# Exercise aim:
Repeat each line of the material exactly.
______
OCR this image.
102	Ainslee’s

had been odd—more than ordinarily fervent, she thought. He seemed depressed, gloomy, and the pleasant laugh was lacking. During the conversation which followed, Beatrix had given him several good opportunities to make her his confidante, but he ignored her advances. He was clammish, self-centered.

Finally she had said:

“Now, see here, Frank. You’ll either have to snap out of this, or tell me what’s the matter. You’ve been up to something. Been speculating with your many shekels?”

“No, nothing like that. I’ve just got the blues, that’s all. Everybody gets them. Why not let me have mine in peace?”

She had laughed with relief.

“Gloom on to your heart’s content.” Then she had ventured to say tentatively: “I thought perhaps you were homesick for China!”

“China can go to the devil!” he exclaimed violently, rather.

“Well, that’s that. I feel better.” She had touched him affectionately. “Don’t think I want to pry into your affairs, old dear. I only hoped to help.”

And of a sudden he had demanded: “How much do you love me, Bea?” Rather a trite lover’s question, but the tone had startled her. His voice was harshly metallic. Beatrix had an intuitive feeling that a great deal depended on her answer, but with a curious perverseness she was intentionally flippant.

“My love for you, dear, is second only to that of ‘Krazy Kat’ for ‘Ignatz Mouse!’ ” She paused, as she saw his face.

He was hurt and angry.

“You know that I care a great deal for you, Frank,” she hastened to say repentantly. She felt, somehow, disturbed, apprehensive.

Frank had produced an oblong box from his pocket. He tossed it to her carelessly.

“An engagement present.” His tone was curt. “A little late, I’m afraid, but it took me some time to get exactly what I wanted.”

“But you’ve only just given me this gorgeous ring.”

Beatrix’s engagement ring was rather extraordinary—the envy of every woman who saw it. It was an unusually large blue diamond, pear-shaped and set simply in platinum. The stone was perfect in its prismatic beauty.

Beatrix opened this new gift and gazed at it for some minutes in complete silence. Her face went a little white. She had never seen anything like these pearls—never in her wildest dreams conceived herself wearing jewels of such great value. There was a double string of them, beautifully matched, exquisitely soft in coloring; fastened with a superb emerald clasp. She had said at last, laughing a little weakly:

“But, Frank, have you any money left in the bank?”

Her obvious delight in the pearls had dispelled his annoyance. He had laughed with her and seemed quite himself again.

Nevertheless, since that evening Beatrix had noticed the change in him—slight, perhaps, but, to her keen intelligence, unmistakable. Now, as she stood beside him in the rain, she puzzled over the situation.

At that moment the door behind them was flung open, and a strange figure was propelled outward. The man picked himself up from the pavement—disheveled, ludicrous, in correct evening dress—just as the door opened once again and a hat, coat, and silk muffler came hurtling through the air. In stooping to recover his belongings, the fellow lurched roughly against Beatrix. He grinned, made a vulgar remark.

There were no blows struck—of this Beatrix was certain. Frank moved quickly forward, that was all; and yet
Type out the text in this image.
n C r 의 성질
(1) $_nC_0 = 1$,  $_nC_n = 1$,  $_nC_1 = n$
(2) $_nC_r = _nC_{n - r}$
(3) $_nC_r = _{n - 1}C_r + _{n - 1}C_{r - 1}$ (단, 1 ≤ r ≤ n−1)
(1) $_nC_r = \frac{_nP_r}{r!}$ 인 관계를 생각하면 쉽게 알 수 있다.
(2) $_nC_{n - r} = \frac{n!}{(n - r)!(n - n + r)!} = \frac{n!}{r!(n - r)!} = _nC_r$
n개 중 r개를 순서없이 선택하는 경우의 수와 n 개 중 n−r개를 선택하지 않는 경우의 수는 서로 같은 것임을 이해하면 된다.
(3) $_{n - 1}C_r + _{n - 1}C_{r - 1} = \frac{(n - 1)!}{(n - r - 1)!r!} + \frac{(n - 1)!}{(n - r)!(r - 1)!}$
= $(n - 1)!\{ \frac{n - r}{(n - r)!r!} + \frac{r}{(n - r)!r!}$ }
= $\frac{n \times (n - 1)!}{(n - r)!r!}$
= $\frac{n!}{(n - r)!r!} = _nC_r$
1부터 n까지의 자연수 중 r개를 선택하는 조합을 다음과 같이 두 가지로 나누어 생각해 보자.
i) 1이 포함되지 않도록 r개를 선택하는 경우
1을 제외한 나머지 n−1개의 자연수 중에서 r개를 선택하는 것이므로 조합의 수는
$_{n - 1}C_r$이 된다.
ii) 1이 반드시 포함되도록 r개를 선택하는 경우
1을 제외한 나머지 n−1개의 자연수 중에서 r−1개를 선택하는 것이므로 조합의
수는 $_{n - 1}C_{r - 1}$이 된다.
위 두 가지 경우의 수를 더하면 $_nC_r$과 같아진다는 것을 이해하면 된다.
______
# The result:
OCR this image.
102	Ainslee’s

had been odd—more than ordinarily fervent, she thought. He seemed depressed, gloomy, and the pleasant laugh was lacking. During the conversation which followed, Beatrix had given him several good opportunities to make her his confidante, but he ignored her advances. He was clammish, self-centered.

Finally she had said:

“Now, see here, Frank. You’ll either have to snap out of this, or tell me what’s the matter. You’ve been up to something. Been speculating with your many shekels?”

“No, nothing like that. I’ve just got the blues, that’s all. Everybody gets them. Why not let me have mine in peace?”

She had laughed with relief.

“Gloom on to your heart’s content.” Then she had ventured to say tentatively: “I thought perhaps you were homesick for China!”

“China can go to the devil!” he exclaimed violently, rather.

“Well, that’s that. I feel better.” She had touched him affectionately. “Don’t think I want to pry into your affairs, old dear. I only hoped to help.”

And of a sudden he had demanded: “How much do you love me, Bea?” Rather a trite lover’s question, but the tone had startled her. His voice was harshly metallic. Beatrix had an intuitive feeling that a great deal depended on her answer, but with a curious perverseness she was intentionally flippant.

“My love for you, dear, is second only to that of ‘Krazy Kat’ for ‘Ignatz Mouse!’ ” She paused, as she saw his face.

He was hurt and angry.

“You know that I care a great deal for you, Frank,” she hastened to say repentantly. She felt, somehow, disturbed, apprehensive.

Frank had produced an oblong box from his pocket. He tossed it to her carelessly.

“An engagement present.” His tone was curt. “A little late, I’m afraid, but it took me some time to get exactly what I wanted.”

“But you’ve only just given me this gorgeous ring.”

Beatrix’s engagement ring was rather extraordinary—the envy of every woman who saw it. It was an unusually large blue diamond, pear-shaped and set simply in platinum. The stone was perfect in its prismatic beauty.

Beatrix opened this new gift and gazed at it for some minutes in complete silence. Her face went a little white. She had never seen anything like these pearls—never in her wildest dreams conceived herself wearing jewels of such great value. There was a double string of them, beautifully matched, exquisitely soft in coloring; fastened with a superb emerald clasp. She had said at last, laughing a little weakly:

“But, Frank, have you any money left in the bank?”

Her obvious delight in the pearls had dispelled his annoyance. He had laughed with her and seemed quite himself again.

Nevertheless, since that evening Beatrix had noticed the change in him—slight, perhaps, but, to her keen intelligence, unmistakable. Now, as she stood beside him in the rain, she puzzled over the situation.

At that moment the door behind them was flung open, and a strange figure was propelled outward. The man picked himself up from the pavement—disheveled, ludicrous, in correct evening dress—just as the door opened once again and a hat, coat, and silk muffler came hurtling through the air. In stooping to recover his belongings, the fellow lurched roughly against Beatrix. He grinned, made a vulgar remark.

There were no blows struck—of this Beatrix was certain. Frank moved quickly forward, that was all; and yet
Type out the text in this image.
n C r 의 성질
(1) $_nC_0 = 1$,  $_nC_n = 1$,  $_nC_1 = n$
(2) $_nC_r = _nC_{n - r}$
(3) $_nC_r = _{n - 1}C_r + _{n - 1}C_{r - 1}$ (단, 1 ≤ r ≤ n−1)
(1) $_nC_r = \frac{_nP_r}{r!}$ 인 관계를 생각하면 쉽게 알 수 있다.
(2) $_nC_{n - r} = \frac{n!}{(n - r)!(n - n + r)!} = \frac{n!}{r!(n - r)!} = _nC_r$
n개 중 r개를 순서없이 선택하는 경우의 수와 n 개 중 n−r개를 선택하지 않는 경우의 수는 서로 같은 것임을 이해하면 된다.
(3) $_{n - 1}C_r + _{n - 1}C_{r - 1} = \frac{(n - 1)!}{(n - r - 1)!r!} + \frac{(n - 1)!}{(n - r)!(r - 1)!}$
= $(n - 1)!\{ \frac{n - r}{(n - r)!r!} + \frac{r}{(n - r)!r!}$ }
= $\frac{n \times (n - 1)!}{(n - r)!r!}$
= $\frac{n!}{(n - r)!r!} = _nC_r$
1부터 n까지의 자연수 중 r개를 선택하는 조합을 다음과 같이 두 가지로 나누어 생각해 보자.
i) 1이 포함되지 않도록 r개를 선택하는 경우
1을 제외한 나머지 n−1개의 자연수 중에서 r개를 선택하는 것이므로 조합의 수는
$_{n - 1}C_r$이 된다.
ii) 1이 반드시 포함되도록 r개를 선택하는 경우
1을 제외한 나머지 n−1개의 자연수 중에서 r−1개를 선택하는 것이므로 조합의
수는 $_{n - 1}C_{r - 1}$이 된다.
위 두 가지 경우의 수를 더하면 $_nC_r$과 같아진다는 것을 이해하면 된다.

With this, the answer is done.